# [Task requirements]
1) In the stock option agreement, translate this sentence into Spanish: "This Option is not intended to qualify as an Incentive Stock Option within the meaning of Section 422 of the Code."
2) According to the stock option agreement, why might the option stop being exercisable before its 10-year Exercise Term is over? Answer in one to three sentences.

# [Excerpt provided]
※

Incentive Plan

Lenox Group Inc. (Lgi) Stock Option Agreement

Exhibit 10.1

 

LENOX GROUP INC.  (“LGI”) STOCK OPTION AGREEMENT

FOR OPTIONS UNDER THE 2004 STOCK INCENTIVE PLAN

 

Optionee:

 

Grant Date:

 

 

 

Number of Shares subject to the Option:

 

Exercise Price per Share:

 

1.                    General.

 

1.1    The Company hereby grants to the Optionee, subject to the terms of this Agreement and the Company’s 2004 Stock Incentive Plan (the “Plan”), the right and option (the “Option”) to purchase, at the Exercise Price, the number of Shares set forth above.  The number of Shares and the Exercise Price are subject to adjustment as provided in Section 13 of the Plan, which is made a part of this Agreement.  Except as otherwise defined herein, capitalized terms used in this Agreement shall have the same definitions as set forth in the Plan.  For purposes of this Agreement, (a) the term “person” shall mean an individual, a corporation, a partnership, an association, a trust, a sole proprietorship, a limited liability company, or any other entity or organization, including a government or governmental agency, instrumentality, authority, commission or court, (b) the term “Affiliate” of the Company shall mean any person that directly, or indirectly through one or more intermediaries, controls, or is controlled by, or is under common control with, the Company and (b) the term “control” shall mean the possession, directly or indirectly, of the power to direct or cause the direction of the management and policies of any person, whether through the ownership of equity interests, by contract or otherwise.

 

1.2         This Option is not intended to qualify as an Incentive Stock Option within the meaning of Section 422 of the Code.

 

1.3       The Option shall be exercisable to the extent and in the manner provided in this Agreement for a period of 10 years from the date hereof (the “Exercise Term”); provided, however, that the Option may be terminated earlier as provided in Section 4 or 5.

 

2.                    Vesting and Exercisability of Options.

 

2.1         Fully Vested Upon Grant; Delayed Exercisability.  The Option shall be fully vested on and as of the Grant Date, subject to forfeiture only as set forth in this Agreement and the Plan. Notwithstanding the foregoing and subject to the provisions of this Agreement and the Plan, the Option shall become exercisable with respect to the total number of Shares which may be purchased pursuant to the Option on the second anniversary of the Grant Date.

※

# [Data extract]

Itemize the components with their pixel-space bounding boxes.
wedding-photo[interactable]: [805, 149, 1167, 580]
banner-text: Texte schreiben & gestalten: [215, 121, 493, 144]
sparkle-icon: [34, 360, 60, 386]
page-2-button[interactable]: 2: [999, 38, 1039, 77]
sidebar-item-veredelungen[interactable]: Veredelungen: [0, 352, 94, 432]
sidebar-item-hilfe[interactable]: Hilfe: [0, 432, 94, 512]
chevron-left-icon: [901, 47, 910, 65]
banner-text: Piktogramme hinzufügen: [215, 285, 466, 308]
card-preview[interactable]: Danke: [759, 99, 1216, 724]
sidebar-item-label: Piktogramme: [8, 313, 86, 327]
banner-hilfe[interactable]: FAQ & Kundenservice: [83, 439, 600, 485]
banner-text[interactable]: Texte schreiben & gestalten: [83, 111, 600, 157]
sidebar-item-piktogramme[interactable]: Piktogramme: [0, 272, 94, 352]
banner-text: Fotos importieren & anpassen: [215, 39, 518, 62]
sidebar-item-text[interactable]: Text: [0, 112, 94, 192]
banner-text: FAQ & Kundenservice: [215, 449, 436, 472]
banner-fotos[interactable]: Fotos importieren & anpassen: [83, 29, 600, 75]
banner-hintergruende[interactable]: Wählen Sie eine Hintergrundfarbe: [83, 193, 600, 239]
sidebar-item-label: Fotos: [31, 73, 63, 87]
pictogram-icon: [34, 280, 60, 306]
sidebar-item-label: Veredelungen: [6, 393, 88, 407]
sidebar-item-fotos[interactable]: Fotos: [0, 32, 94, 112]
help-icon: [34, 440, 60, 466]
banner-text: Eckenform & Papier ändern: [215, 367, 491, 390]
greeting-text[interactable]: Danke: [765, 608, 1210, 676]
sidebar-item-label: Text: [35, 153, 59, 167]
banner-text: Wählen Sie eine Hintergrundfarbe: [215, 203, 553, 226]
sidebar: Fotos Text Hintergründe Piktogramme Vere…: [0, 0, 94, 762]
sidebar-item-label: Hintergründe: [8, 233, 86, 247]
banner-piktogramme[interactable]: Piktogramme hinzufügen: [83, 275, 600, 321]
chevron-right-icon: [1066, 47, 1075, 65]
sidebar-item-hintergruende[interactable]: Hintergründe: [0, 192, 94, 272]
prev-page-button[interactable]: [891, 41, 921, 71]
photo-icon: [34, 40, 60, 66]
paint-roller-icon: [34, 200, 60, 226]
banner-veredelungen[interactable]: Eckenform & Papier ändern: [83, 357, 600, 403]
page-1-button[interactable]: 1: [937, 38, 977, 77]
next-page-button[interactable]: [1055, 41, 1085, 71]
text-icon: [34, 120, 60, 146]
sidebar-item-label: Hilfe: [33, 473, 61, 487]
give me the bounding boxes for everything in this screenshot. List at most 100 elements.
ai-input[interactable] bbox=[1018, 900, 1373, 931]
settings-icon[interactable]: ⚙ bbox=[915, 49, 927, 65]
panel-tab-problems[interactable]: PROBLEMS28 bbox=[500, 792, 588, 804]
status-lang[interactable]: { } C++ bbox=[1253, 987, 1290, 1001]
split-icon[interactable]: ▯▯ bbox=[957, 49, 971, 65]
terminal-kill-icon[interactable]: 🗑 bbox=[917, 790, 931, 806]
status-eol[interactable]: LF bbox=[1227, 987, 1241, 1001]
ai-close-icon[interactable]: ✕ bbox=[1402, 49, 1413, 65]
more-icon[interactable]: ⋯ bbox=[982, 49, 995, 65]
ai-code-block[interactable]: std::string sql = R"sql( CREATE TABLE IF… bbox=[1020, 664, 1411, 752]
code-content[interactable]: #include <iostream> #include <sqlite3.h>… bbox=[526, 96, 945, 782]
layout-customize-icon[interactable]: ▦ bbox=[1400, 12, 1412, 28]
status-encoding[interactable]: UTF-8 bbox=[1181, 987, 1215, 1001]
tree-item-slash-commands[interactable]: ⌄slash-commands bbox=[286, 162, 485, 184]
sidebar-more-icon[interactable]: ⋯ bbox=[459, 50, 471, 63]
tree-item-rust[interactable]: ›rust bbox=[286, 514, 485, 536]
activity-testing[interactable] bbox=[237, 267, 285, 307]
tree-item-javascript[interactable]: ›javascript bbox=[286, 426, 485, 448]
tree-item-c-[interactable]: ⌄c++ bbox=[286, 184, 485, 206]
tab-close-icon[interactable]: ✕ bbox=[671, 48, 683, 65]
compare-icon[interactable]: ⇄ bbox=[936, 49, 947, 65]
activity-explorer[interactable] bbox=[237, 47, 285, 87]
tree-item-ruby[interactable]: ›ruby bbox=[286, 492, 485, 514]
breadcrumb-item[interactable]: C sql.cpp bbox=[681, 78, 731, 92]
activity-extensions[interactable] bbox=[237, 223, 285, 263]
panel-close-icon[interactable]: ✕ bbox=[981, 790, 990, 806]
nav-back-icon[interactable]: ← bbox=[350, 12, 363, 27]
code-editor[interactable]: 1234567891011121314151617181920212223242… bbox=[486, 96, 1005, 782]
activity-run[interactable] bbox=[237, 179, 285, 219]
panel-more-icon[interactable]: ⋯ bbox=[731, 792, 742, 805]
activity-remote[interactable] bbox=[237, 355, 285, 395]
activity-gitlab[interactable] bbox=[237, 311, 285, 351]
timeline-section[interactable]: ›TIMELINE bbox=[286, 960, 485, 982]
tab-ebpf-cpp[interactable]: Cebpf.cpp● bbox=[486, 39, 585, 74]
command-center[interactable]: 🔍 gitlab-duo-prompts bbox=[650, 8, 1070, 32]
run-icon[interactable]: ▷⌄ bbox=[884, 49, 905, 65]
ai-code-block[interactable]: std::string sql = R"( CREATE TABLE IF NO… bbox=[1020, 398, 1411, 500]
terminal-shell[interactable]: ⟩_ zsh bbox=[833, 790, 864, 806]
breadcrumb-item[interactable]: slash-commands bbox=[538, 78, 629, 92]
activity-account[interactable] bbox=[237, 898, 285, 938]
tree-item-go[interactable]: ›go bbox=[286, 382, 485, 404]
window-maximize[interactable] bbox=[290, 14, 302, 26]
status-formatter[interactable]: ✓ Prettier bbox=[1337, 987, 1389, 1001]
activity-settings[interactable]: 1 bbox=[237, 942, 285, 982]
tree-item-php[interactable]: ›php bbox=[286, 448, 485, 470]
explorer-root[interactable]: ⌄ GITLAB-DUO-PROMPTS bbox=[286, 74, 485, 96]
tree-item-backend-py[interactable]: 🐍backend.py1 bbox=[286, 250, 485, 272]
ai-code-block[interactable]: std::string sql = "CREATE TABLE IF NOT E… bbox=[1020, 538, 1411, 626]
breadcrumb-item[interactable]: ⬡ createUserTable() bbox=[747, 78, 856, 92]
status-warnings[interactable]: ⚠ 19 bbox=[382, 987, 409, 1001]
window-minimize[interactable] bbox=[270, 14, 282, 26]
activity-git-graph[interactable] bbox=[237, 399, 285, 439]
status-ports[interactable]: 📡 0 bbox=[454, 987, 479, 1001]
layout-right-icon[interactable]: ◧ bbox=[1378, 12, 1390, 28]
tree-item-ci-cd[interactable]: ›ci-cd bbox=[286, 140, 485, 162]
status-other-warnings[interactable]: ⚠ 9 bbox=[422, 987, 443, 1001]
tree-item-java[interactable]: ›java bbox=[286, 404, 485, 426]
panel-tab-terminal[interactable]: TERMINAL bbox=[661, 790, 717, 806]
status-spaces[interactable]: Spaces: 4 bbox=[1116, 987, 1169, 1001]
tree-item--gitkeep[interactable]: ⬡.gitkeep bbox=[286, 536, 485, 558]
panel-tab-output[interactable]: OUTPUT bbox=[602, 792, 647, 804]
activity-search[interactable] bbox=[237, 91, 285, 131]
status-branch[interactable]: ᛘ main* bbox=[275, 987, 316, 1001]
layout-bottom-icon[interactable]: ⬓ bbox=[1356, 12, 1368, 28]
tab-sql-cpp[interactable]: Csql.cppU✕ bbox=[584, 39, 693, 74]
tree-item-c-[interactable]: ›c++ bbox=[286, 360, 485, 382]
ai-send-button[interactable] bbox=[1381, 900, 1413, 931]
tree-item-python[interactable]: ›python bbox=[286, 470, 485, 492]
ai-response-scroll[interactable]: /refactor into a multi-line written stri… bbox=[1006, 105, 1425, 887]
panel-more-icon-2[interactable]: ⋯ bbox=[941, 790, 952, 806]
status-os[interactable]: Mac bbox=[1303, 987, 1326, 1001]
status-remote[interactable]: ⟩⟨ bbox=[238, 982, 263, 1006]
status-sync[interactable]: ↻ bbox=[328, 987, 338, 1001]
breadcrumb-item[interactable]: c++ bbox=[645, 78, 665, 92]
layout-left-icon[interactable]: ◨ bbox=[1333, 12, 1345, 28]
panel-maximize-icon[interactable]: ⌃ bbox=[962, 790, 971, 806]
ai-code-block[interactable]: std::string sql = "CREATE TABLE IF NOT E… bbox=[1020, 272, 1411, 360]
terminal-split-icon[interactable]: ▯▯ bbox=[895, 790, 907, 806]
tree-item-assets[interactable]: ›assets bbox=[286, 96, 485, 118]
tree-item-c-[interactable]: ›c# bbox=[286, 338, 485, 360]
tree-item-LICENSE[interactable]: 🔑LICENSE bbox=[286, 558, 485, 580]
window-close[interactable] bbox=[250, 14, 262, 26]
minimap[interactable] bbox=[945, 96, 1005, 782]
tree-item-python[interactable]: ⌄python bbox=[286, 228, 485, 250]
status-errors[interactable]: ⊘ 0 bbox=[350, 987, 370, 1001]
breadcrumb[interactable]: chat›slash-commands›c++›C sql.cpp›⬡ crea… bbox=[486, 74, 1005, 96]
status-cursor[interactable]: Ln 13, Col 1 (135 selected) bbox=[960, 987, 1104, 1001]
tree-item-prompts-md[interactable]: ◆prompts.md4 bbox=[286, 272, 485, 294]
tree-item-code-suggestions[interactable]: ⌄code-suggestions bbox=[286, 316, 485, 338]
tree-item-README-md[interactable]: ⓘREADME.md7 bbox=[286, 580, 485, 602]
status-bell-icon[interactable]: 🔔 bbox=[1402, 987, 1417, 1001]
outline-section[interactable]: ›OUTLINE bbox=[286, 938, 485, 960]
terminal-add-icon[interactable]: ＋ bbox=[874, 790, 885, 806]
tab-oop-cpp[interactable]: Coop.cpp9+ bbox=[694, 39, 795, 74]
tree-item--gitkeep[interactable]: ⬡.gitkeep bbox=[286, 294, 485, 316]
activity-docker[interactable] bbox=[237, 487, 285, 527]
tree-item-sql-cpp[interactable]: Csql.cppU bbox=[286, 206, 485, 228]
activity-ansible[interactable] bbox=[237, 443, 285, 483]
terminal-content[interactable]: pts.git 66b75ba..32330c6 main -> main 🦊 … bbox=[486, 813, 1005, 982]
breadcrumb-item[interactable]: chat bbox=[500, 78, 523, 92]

※

# [Solutions per task]
1) Esta Opción no pretende calificar como Opción sobre Acciones de Incentivo en el sentido de la Sección 422 del Código.

2) The option might stop being exercisable early because the agreement lets it be terminated earlier as provided in Section 4 or 5. So the 10-year Exercise Term can be cut short under those sections.